-- START OF ENTRIES SHOWN --

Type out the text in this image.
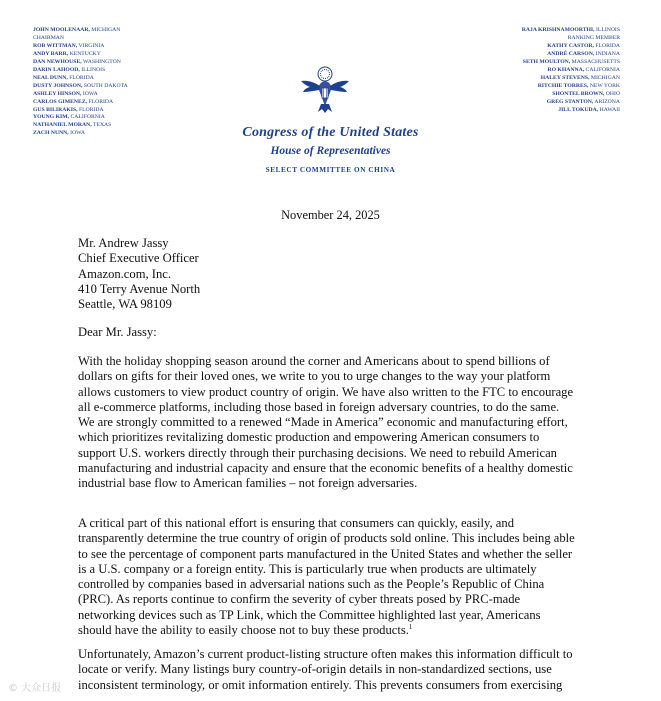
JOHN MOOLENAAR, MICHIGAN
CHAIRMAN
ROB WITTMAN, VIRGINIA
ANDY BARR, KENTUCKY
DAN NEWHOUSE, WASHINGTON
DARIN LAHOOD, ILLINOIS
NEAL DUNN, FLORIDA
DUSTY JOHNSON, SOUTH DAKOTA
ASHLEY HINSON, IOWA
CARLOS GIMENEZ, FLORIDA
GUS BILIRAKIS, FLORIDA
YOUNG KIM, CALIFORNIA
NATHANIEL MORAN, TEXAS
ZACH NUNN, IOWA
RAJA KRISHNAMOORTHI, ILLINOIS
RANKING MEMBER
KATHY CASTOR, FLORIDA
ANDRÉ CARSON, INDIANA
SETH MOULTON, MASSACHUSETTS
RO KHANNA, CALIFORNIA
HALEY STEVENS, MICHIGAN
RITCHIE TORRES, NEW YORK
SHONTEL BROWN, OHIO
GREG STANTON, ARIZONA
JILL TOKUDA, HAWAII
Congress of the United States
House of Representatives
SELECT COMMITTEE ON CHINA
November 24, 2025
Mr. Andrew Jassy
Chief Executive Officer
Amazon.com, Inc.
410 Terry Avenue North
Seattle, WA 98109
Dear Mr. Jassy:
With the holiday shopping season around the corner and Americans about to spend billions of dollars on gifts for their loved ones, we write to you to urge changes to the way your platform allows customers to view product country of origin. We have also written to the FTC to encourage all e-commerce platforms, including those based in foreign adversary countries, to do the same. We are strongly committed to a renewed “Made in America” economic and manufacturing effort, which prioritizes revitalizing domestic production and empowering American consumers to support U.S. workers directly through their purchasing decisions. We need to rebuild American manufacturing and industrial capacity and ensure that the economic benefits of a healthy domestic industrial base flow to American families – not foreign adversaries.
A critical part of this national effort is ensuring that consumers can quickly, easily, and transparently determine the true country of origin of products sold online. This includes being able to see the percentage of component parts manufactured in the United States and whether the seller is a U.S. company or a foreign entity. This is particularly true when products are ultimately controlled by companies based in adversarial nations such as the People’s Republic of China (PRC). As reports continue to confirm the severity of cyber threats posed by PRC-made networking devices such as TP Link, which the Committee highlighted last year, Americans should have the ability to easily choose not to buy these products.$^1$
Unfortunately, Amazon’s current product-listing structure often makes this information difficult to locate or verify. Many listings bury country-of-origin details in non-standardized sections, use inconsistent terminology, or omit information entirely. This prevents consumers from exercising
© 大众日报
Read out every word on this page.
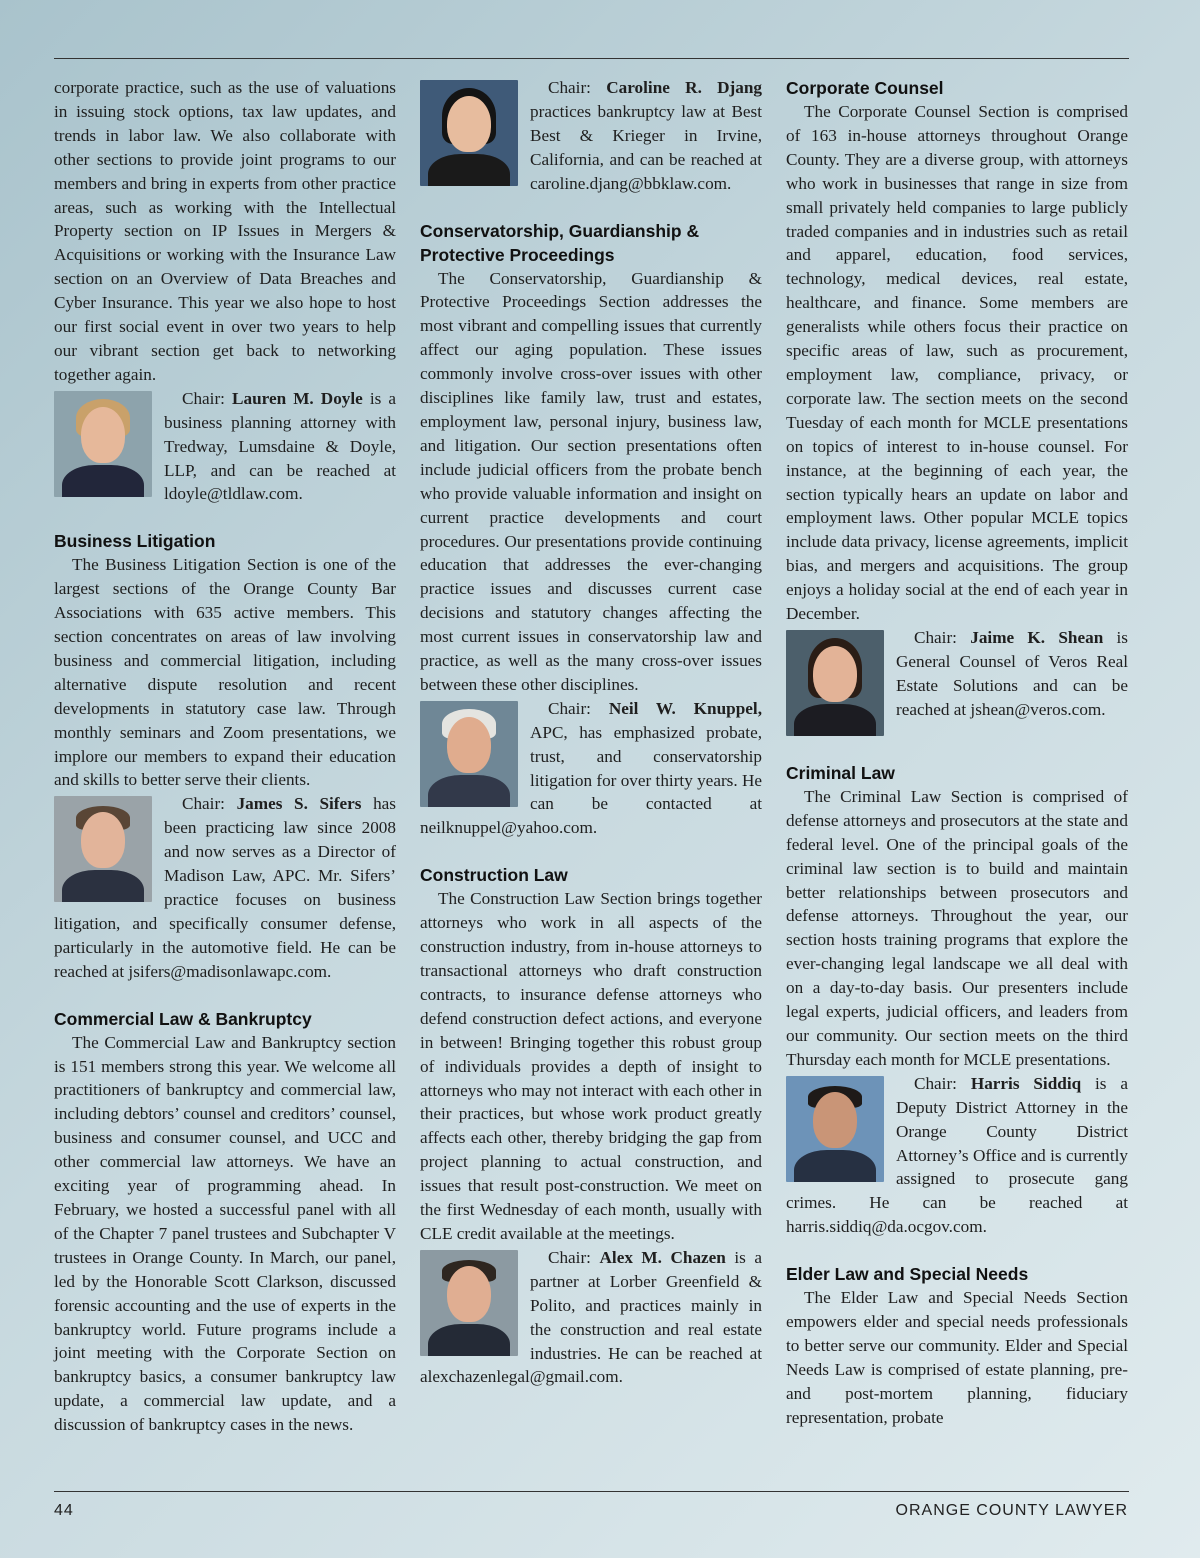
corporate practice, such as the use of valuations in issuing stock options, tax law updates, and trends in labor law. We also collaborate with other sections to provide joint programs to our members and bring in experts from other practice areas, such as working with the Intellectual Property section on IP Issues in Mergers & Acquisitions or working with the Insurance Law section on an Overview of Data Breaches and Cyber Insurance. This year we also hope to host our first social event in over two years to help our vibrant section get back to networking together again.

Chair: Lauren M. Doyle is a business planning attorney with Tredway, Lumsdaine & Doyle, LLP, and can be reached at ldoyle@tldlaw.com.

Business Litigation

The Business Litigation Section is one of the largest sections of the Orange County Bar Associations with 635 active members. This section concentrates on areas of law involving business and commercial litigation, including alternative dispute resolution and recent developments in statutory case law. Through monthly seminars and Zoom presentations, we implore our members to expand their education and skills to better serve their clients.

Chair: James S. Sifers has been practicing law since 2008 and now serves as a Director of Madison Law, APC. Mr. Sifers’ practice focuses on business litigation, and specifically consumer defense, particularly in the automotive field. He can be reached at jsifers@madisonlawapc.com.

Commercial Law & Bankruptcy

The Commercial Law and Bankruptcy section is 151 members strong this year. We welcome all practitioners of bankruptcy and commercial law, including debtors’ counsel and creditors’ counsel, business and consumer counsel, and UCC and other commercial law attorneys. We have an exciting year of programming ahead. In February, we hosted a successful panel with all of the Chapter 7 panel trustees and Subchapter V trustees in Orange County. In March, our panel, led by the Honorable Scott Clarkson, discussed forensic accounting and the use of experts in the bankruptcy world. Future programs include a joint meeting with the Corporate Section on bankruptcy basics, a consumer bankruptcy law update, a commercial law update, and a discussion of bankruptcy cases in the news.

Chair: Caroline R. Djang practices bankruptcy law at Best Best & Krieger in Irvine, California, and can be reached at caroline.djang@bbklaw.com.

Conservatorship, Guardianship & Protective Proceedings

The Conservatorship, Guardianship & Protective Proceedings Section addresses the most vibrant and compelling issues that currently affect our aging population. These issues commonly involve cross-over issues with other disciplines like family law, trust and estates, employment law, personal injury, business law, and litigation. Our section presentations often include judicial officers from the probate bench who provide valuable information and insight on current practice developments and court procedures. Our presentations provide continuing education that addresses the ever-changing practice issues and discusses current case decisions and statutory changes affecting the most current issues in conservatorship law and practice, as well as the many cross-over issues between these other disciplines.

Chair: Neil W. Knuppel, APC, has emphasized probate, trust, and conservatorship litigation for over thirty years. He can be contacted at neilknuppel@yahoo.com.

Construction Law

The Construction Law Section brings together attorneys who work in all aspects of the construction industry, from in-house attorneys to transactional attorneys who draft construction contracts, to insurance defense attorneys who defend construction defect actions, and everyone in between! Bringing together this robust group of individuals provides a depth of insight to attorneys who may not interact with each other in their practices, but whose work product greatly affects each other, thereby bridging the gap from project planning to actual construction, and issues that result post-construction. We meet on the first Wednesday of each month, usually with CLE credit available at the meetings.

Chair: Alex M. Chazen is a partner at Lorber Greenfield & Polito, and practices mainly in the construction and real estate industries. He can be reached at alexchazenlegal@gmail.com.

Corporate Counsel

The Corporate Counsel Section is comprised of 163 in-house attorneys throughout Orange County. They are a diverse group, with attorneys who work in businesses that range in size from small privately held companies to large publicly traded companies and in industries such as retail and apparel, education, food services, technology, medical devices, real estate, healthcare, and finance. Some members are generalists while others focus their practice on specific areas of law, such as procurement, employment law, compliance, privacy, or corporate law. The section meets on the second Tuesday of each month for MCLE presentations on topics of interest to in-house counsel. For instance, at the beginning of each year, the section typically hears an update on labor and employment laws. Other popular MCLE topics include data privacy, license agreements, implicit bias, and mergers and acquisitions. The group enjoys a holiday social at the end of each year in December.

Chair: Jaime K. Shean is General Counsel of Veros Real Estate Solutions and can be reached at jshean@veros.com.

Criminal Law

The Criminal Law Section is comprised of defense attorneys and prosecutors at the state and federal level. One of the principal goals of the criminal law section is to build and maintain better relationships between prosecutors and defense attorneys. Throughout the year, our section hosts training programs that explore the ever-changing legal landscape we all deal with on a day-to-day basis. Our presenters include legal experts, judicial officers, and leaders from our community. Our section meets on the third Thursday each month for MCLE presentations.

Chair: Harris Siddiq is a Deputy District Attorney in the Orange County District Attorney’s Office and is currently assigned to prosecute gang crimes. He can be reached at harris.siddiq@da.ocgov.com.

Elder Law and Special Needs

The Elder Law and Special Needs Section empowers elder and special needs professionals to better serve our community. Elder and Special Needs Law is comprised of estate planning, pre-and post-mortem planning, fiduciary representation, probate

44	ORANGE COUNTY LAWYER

-- END OF ENTRIES SHOWN --

WRITTEN REQUEST:
Find all the lines containing "often" in the material, then copy them.

TASK RESULT:
Unfortunately, Amazon’s current product-listing structure often makes this information difficult to locate or verify. Many listings bury country-of-origin details in non-standardized sections, use inconsistent terminology, or omit information entirely. This prevents consumers from exercising
The Conservatorship, Guardianship & Protective Proceedings Section addresses the most vibrant and compelling issues that currently affect our aging population. These issues commonly involve cross-over issues with other disciplines like family law, trust and estates, employment law, personal injury, business law, and litigation. Our section presentations often include judicial officers from the probate bench who provide valuable information and insight on current practice developments and court procedures. Our presentations provide continuing education that addresses the ever-changing practice issues and discusses current case decisions and statutory changes affecting the most current issues in conservatorship law and practice, as well as the many cross-over issues between these other disciplines.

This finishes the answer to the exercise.